Task instructions =>
Nothing may be dropped or altered: reproduce all the data.

----

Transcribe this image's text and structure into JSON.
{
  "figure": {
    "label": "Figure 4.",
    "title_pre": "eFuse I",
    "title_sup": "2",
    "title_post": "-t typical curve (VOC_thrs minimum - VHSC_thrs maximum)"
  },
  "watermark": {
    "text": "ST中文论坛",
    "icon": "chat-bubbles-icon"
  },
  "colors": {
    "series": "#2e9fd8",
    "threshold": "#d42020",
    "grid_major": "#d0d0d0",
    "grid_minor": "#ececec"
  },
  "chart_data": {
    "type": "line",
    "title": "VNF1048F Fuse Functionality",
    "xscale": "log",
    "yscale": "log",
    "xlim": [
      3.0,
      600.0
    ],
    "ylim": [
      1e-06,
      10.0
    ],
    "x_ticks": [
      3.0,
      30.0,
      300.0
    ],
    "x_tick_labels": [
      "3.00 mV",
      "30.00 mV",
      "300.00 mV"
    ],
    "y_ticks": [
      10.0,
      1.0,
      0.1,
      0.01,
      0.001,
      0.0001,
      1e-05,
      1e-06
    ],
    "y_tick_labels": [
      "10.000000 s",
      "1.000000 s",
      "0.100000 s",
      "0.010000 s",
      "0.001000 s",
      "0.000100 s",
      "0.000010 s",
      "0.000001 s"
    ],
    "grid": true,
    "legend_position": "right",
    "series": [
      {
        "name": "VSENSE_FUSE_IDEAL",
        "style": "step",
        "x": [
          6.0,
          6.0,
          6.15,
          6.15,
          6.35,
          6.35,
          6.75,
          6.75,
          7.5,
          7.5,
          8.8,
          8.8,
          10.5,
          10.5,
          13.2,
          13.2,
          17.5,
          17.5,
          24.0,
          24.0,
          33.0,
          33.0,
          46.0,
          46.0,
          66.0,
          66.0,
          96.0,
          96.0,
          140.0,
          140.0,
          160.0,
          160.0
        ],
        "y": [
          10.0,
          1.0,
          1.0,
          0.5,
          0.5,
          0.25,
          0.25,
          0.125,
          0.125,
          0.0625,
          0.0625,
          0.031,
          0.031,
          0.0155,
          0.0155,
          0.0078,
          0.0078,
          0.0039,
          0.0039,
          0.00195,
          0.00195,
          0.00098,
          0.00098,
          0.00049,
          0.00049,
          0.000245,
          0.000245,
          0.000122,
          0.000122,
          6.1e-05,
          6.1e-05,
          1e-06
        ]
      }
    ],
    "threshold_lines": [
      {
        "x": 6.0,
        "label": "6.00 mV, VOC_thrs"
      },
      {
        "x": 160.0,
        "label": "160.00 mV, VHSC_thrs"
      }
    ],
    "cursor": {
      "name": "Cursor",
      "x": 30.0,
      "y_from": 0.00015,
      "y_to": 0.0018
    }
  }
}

----

Answer to this exercise =>
Transcribe this image's text and structure into JSON.
{
  "figure": {
    "label": "Figure 4.",
    "title_pre": "eFuse I",
    "title_sup": "2",
    "title_post": "-t typical curve (VOC_thrs minimum - VHSC_thrs maximum)"
  },
  "watermark": {
    "text": "ST中文论坛",
    "icon": "chat-bubbles-icon"
  },
  "colors": {
    "series": "#2e9fd8",
    "threshold": "#d42020",
    "grid_major": "#d0d0d0",
    "grid_minor": "#ececec"
  },
  "chart_data": {
    "type": "line",
    "title": "VNF1048F Fuse Functionality",
    "xscale": "log",
    "yscale": "log",
    "xlim": [
      3.0,
      600.0
    ],
    "ylim": [
      1e-06,
      10.0
    ],
    "x_ticks": [
      3.0,
      30.0,
      300.0
    ],
    "x_tick_labels": [
      "3.00 mV",
      "30.00 mV",
      "300.00 mV"
    ],
    "y_ticks": [
      10.0,
      1.0,
      0.1,
      0.01,
      0.001,
      0.0001,
      1e-05,
      1e-06
    ],
    "y_tick_labels": [
      "10.000000 s",
      "1.000000 s",
      "0.100000 s",
      "0.010000 s",
      "0.001000 s",
      "0.000100 s",
      "0.000010 s",
      "0.000001 s"
    ],
    "grid": true,
    "legend_position": "right",
    "series": [
      {
        "name": "VSENSE_FUSE_IDEAL",
        "style": "step",
        "x": [
          6.0,
          6.0,
          6.15,
          6.15,
          6.35,
          6.35,
          6.75,
          6.75,
          7.5,
          7.5,
          8.8,
          8.8,
          10.5,
          10.5,
          13.2,
          13.2,
          17.5,
          17.5,
          24.0,
          24.0,
          33.0,
          33.0,
          46.0,
          46.0,
          66.0,
          66.0,
          96.0,
          96.0,
          140.0,
          140.0,
          160.0,
          160.0
        ],
        "y": [
          10.0,
          1.0,
          1.0,
          0.5,
          0.5,
          0.25,
          0.25,
          0.125,
          0.125,
          0.0625,
          0.0625,
          0.031,
          0.031,
          0.0155,
          0.0155,
          0.0078,
          0.0078,
          0.0039,
          0.0039,
          0.00195,
          0.00195,
          0.00098,
          0.00098,
          0.00049,
          0.00049,
          0.000245,
          0.000245,
          0.000122,
          0.000122,
          6.1e-05,
          6.1e-05,
          1e-06
        ]
      }
    ],
    "threshold_lines": [
      {
        "x": 6.0,
        "label": "6.00 mV, VOC_thrs"
      },
      {
        "x": 160.0,
        "label": "160.00 mV, VHSC_thrs"
      }
    ],
    "cursor": {
      "name": "Cursor",
      "x": 30.0,
      "y_from": 0.00015,
      "y_to": 0.0018
    }
  }
}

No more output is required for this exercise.